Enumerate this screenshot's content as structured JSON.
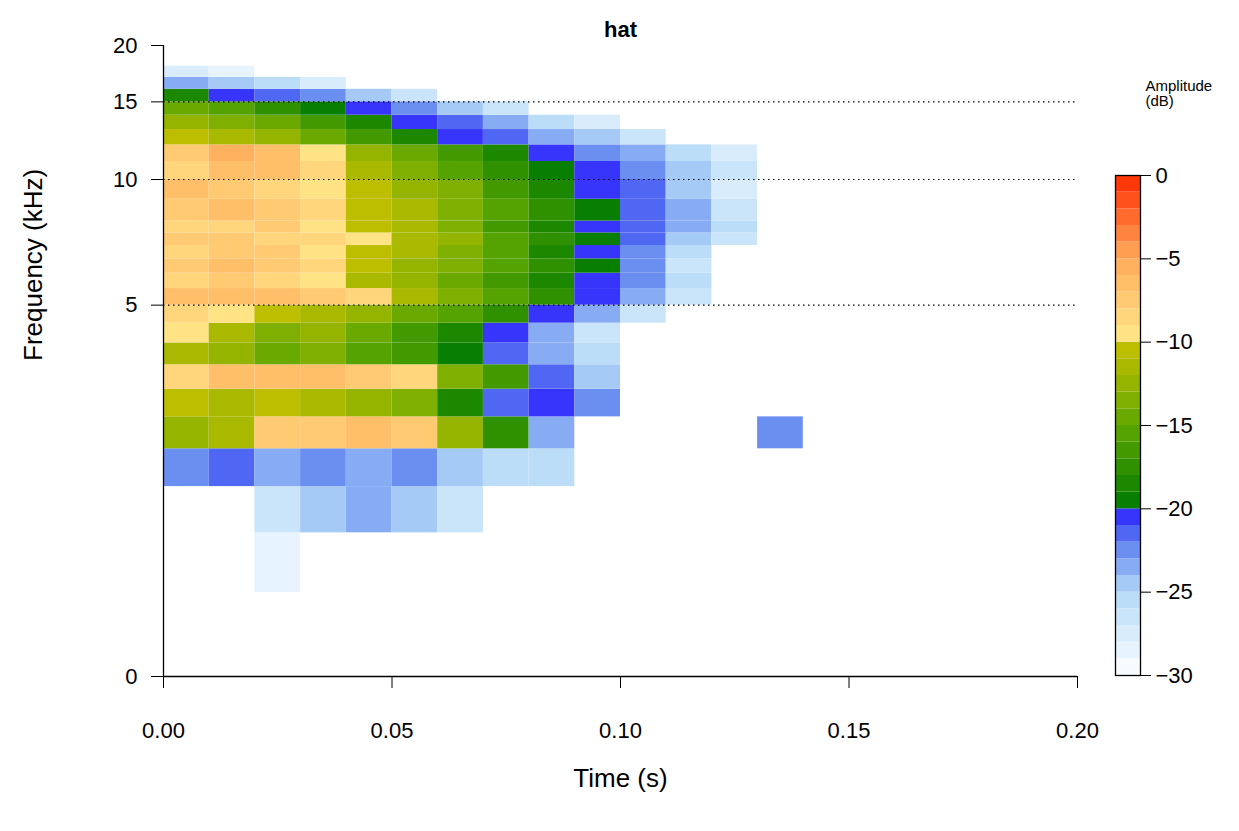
==
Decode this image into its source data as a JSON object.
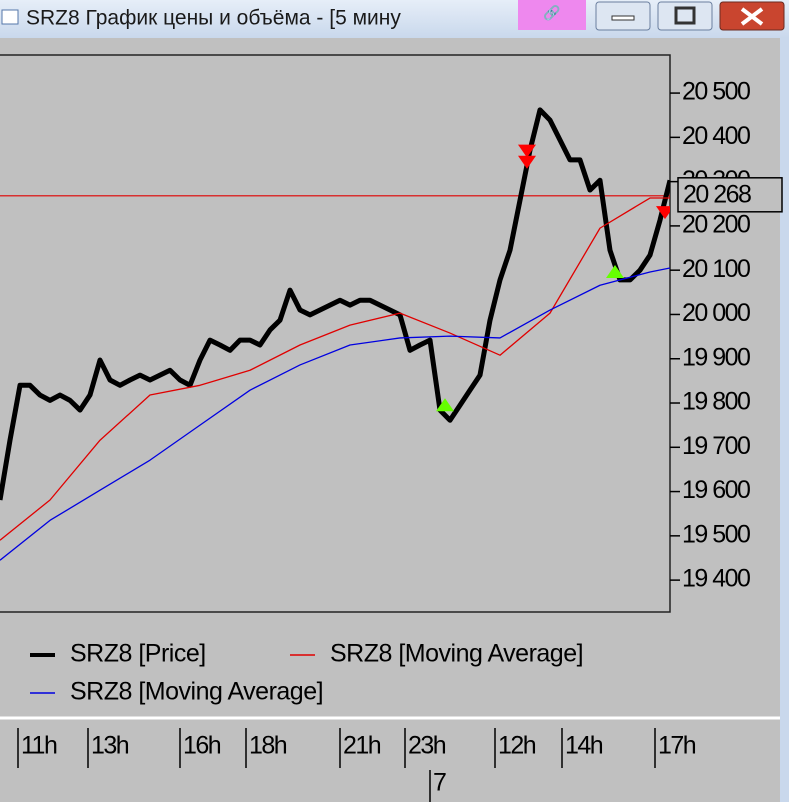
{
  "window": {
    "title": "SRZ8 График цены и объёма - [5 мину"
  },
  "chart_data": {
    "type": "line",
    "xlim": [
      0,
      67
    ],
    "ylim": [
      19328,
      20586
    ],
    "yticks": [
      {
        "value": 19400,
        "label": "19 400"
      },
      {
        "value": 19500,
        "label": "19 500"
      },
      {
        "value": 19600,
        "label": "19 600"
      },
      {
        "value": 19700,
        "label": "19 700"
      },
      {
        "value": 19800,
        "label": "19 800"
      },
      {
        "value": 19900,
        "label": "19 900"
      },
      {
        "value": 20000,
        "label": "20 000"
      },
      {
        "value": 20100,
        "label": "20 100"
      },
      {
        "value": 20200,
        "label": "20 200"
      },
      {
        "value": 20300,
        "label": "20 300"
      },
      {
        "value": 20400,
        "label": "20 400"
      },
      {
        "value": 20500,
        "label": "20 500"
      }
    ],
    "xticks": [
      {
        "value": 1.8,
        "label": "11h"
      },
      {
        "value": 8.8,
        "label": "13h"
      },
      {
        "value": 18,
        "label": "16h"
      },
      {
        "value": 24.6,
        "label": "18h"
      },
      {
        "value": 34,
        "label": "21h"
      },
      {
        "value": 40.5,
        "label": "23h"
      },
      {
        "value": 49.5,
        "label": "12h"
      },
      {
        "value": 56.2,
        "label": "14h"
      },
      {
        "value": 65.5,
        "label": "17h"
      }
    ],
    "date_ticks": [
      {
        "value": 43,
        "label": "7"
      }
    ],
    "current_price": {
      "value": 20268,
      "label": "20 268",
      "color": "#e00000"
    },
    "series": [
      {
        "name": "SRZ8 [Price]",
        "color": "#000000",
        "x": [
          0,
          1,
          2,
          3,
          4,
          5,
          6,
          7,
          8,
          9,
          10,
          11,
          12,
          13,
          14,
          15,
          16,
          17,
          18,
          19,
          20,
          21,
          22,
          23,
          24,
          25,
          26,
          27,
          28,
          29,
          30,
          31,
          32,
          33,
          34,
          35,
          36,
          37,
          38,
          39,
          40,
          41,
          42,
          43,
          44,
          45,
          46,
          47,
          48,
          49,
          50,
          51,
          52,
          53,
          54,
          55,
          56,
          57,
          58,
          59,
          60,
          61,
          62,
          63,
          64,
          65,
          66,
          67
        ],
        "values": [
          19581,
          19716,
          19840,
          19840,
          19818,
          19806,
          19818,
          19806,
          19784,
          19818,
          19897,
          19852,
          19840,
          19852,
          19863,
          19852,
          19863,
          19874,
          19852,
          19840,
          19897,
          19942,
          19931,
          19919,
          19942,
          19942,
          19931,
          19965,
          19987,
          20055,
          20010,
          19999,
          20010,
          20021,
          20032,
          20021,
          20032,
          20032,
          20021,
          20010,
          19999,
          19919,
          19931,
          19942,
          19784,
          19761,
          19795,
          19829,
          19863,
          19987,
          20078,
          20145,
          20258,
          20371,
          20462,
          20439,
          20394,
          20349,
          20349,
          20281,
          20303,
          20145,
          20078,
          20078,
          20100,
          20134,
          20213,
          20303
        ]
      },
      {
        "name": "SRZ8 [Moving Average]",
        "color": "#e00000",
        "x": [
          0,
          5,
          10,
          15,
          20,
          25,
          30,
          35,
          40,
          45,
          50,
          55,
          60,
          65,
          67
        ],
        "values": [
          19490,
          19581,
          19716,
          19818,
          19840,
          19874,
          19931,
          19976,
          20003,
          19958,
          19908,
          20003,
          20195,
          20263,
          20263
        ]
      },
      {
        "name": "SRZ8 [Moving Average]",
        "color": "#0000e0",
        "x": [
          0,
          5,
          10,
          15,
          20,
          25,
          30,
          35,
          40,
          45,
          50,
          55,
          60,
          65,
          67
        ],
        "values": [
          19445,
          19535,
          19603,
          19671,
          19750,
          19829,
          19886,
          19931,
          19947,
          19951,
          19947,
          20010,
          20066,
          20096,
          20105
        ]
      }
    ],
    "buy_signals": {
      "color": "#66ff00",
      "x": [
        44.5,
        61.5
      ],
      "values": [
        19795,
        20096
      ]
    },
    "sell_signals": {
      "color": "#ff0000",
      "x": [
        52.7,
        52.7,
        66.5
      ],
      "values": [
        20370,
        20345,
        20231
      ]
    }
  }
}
==
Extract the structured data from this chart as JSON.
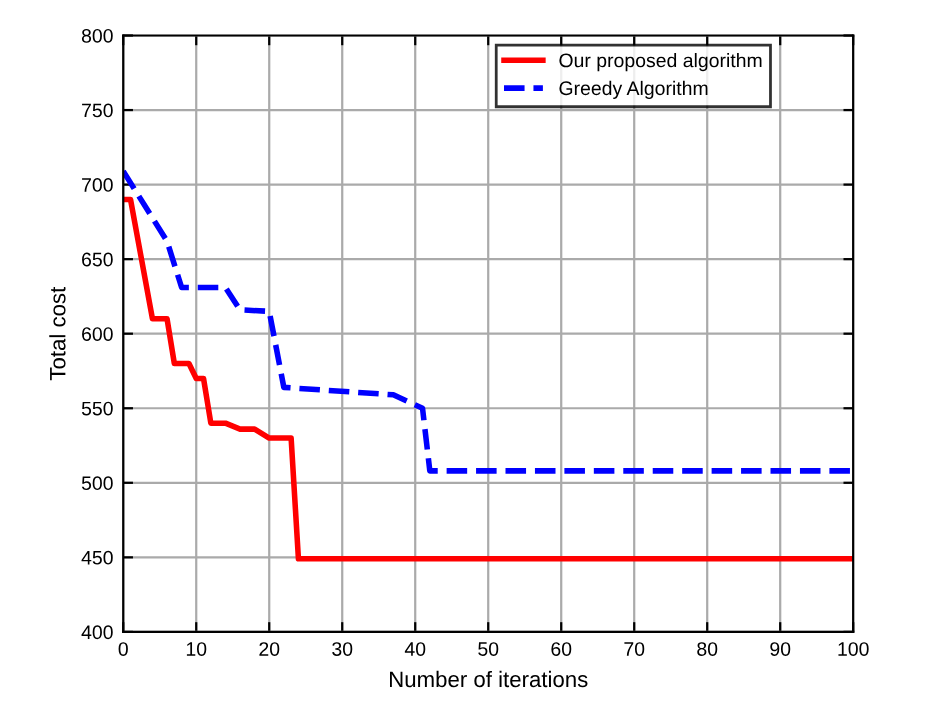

What you should do: Choose all lines containing the string "structured" and copy them out.

Full output:
Enumerate this screenshot's content as structured JSON.
Extract the structured data from this chart as JSON.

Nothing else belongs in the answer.